• [What this task involves]: Find the string "WOMEN" in the listing and report every line that has it.

══ Source material ══

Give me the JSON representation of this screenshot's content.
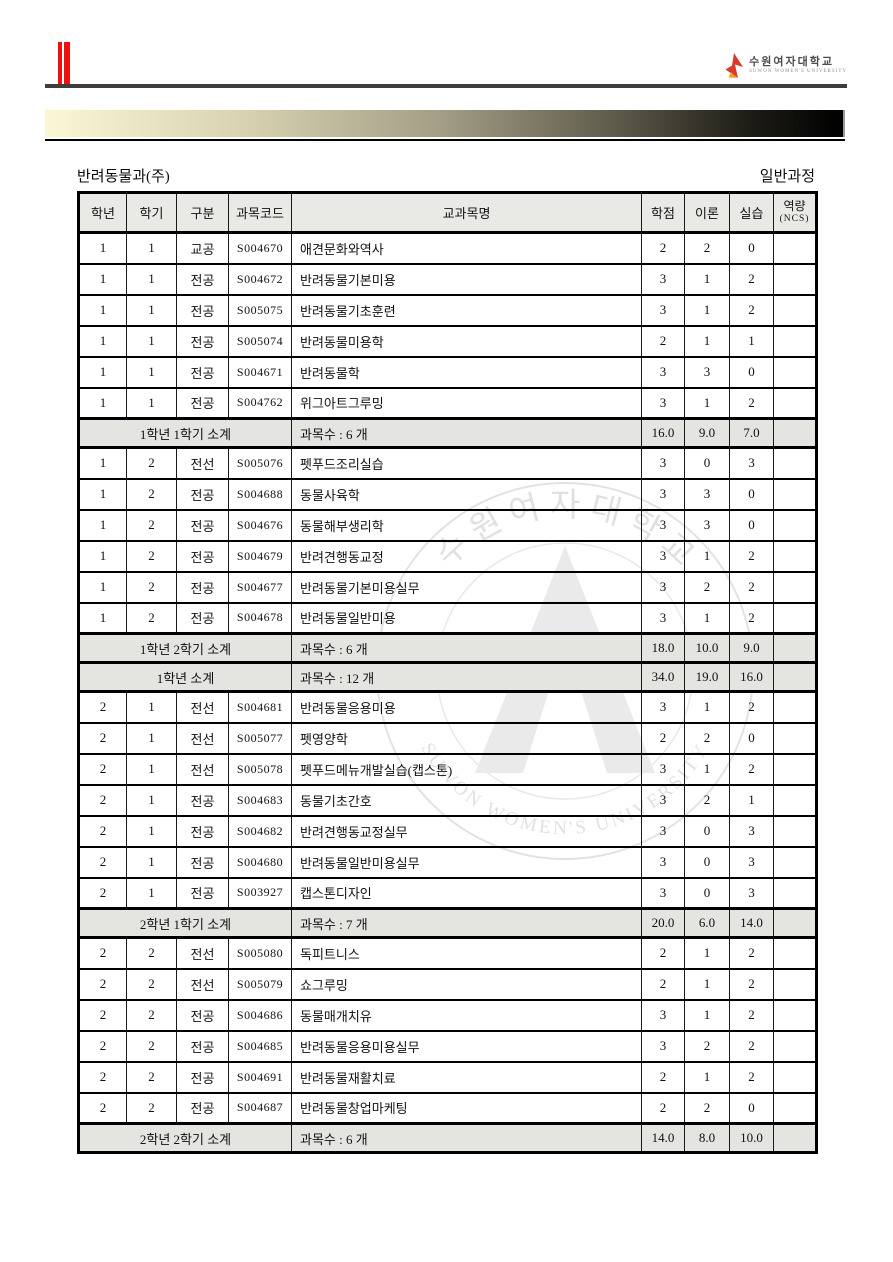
{
  "page": {
    "title_left": "반려동물과(주)",
    "title_right": "일반과정"
  },
  "logo": {
    "university_name": "수원여자대학교",
    "university_subtext": "SUWON WOMEN'S UNIVERSITY"
  },
  "watermark": {
    "top_text": "수 원 여 자 대 학 교",
    "bottom_text": "SUWON WOMEN'S UNIVERSITY"
  },
  "table": {
    "headers": {
      "year": "학년",
      "semester": "학기",
      "category": "구분",
      "code": "과목코드",
      "course": "교과목명",
      "credits": "학점",
      "theory": "이론",
      "practice": "실습",
      "ncs_line1": "역량",
      "ncs_line2": "(NCS)"
    },
    "rows": [
      {
        "type": "course",
        "year": "1",
        "semester": "1",
        "category": "교공",
        "code": "S004670",
        "name": "애견문화와역사",
        "credits": "2",
        "theory": "2",
        "practice": "0",
        "ncs": ""
      },
      {
        "type": "course",
        "year": "1",
        "semester": "1",
        "category": "전공",
        "code": "S004672",
        "name": "반려동물기본미용",
        "credits": "3",
        "theory": "1",
        "practice": "2",
        "ncs": ""
      },
      {
        "type": "course",
        "year": "1",
        "semester": "1",
        "category": "전공",
        "code": "S005075",
        "name": "반려동물기초훈련",
        "credits": "3",
        "theory": "1",
        "practice": "2",
        "ncs": ""
      },
      {
        "type": "course",
        "year": "1",
        "semester": "1",
        "category": "전공",
        "code": "S005074",
        "name": "반려동물미용학",
        "credits": "2",
        "theory": "1",
        "practice": "1",
        "ncs": ""
      },
      {
        "type": "course",
        "year": "1",
        "semester": "1",
        "category": "전공",
        "code": "S004671",
        "name": "반려동물학",
        "credits": "3",
        "theory": "3",
        "practice": "0",
        "ncs": ""
      },
      {
        "type": "course",
        "year": "1",
        "semester": "1",
        "category": "전공",
        "code": "S004762",
        "name": "위그아트그루밍",
        "credits": "3",
        "theory": "1",
        "practice": "2",
        "ncs": ""
      },
      {
        "type": "subtotal",
        "label": "1학년 1학기 소계",
        "count": "과목수 : 6 개",
        "credits": "16.0",
        "theory": "9.0",
        "practice": "7.0",
        "ncs": ""
      },
      {
        "type": "course",
        "year": "1",
        "semester": "2",
        "category": "전선",
        "code": "S005076",
        "name": "펫푸드조리실습",
        "credits": "3",
        "theory": "0",
        "practice": "3",
        "ncs": ""
      },
      {
        "type": "course",
        "year": "1",
        "semester": "2",
        "category": "전공",
        "code": "S004688",
        "name": "동물사육학",
        "credits": "3",
        "theory": "3",
        "practice": "0",
        "ncs": ""
      },
      {
        "type": "course",
        "year": "1",
        "semester": "2",
        "category": "전공",
        "code": "S004676",
        "name": "동물해부생리학",
        "credits": "3",
        "theory": "3",
        "practice": "0",
        "ncs": ""
      },
      {
        "type": "course",
        "year": "1",
        "semester": "2",
        "category": "전공",
        "code": "S004679",
        "name": "반려견행동교정",
        "credits": "3",
        "theory": "1",
        "practice": "2",
        "ncs": ""
      },
      {
        "type": "course",
        "year": "1",
        "semester": "2",
        "category": "전공",
        "code": "S004677",
        "name": "반려동물기본미용실무",
        "credits": "3",
        "theory": "2",
        "practice": "2",
        "ncs": ""
      },
      {
        "type": "course",
        "year": "1",
        "semester": "2",
        "category": "전공",
        "code": "S004678",
        "name": "반려동물일반미용",
        "credits": "3",
        "theory": "1",
        "practice": "2",
        "ncs": ""
      },
      {
        "type": "subtotal",
        "label": "1학년 2학기 소계",
        "count": "과목수 : 6 개",
        "credits": "18.0",
        "theory": "10.0",
        "practice": "9.0",
        "ncs": ""
      },
      {
        "type": "subtotal",
        "label": "1학년 소계",
        "count": "과목수 : 12 개",
        "credits": "34.0",
        "theory": "19.0",
        "practice": "16.0",
        "ncs": ""
      },
      {
        "type": "course",
        "year": "2",
        "semester": "1",
        "category": "전선",
        "code": "S004681",
        "name": "반려동물응용미용",
        "credits": "3",
        "theory": "1",
        "practice": "2",
        "ncs": ""
      },
      {
        "type": "course",
        "year": "2",
        "semester": "1",
        "category": "전선",
        "code": "S005077",
        "name": "펫영양학",
        "credits": "2",
        "theory": "2",
        "practice": "0",
        "ncs": ""
      },
      {
        "type": "course",
        "year": "2",
        "semester": "1",
        "category": "전선",
        "code": "S005078",
        "name": "펫푸드메뉴개발실습(캡스톤)",
        "credits": "3",
        "theory": "1",
        "practice": "2",
        "ncs": ""
      },
      {
        "type": "course",
        "year": "2",
        "semester": "1",
        "category": "전공",
        "code": "S004683",
        "name": "동물기초간호",
        "credits": "3",
        "theory": "2",
        "practice": "1",
        "ncs": ""
      },
      {
        "type": "course",
        "year": "2",
        "semester": "1",
        "category": "전공",
        "code": "S004682",
        "name": "반려견행동교정실무",
        "credits": "3",
        "theory": "0",
        "practice": "3",
        "ncs": ""
      },
      {
        "type": "course",
        "year": "2",
        "semester": "1",
        "category": "전공",
        "code": "S004680",
        "name": "반려동물일반미용실무",
        "credits": "3",
        "theory": "0",
        "practice": "3",
        "ncs": ""
      },
      {
        "type": "course",
        "year": "2",
        "semester": "1",
        "category": "전공",
        "code": "S003927",
        "name": "캡스톤디자인",
        "credits": "3",
        "theory": "0",
        "practice": "3",
        "ncs": ""
      },
      {
        "type": "subtotal",
        "label": "2학년 1학기 소계",
        "count": "과목수 : 7 개",
        "credits": "20.0",
        "theory": "6.0",
        "practice": "14.0",
        "ncs": ""
      },
      {
        "type": "course",
        "year": "2",
        "semester": "2",
        "category": "전선",
        "code": "S005080",
        "name": "독피트니스",
        "credits": "2",
        "theory": "1",
        "practice": "2",
        "ncs": ""
      },
      {
        "type": "course",
        "year": "2",
        "semester": "2",
        "category": "전선",
        "code": "S005079",
        "name": "쇼그루밍",
        "credits": "2",
        "theory": "1",
        "practice": "2",
        "ncs": ""
      },
      {
        "type": "course",
        "year": "2",
        "semester": "2",
        "category": "전공",
        "code": "S004686",
        "name": "동물매개치유",
        "credits": "3",
        "theory": "1",
        "practice": "2",
        "ncs": ""
      },
      {
        "type": "course",
        "year": "2",
        "semester": "2",
        "category": "전공",
        "code": "S004685",
        "name": "반려동물응용미용실무",
        "credits": "3",
        "theory": "2",
        "practice": "2",
        "ncs": ""
      },
      {
        "type": "course",
        "year": "2",
        "semester": "2",
        "category": "전공",
        "code": "S004691",
        "name": "반려동물재활치료",
        "credits": "2",
        "theory": "1",
        "practice": "2",
        "ncs": ""
      },
      {
        "type": "course",
        "year": "2",
        "semester": "2",
        "category": "전공",
        "code": "S004687",
        "name": "반려동물창업마케팅",
        "credits": "2",
        "theory": "2",
        "practice": "0",
        "ncs": ""
      },
      {
        "type": "subtotal",
        "label": "2학년 2학기 소계",
        "count": "과목수 : 6 개",
        "credits": "14.0",
        "theory": "8.0",
        "practice": "10.0",
        "ncs": ""
      }
    ]
  }
}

═══

• [Solution for this exercise]:
    "university_subtext": "SUWON WOMEN'S UNIVERSITY"
    "bottom_text": "SUWON WOMEN'S UNIVERSITY"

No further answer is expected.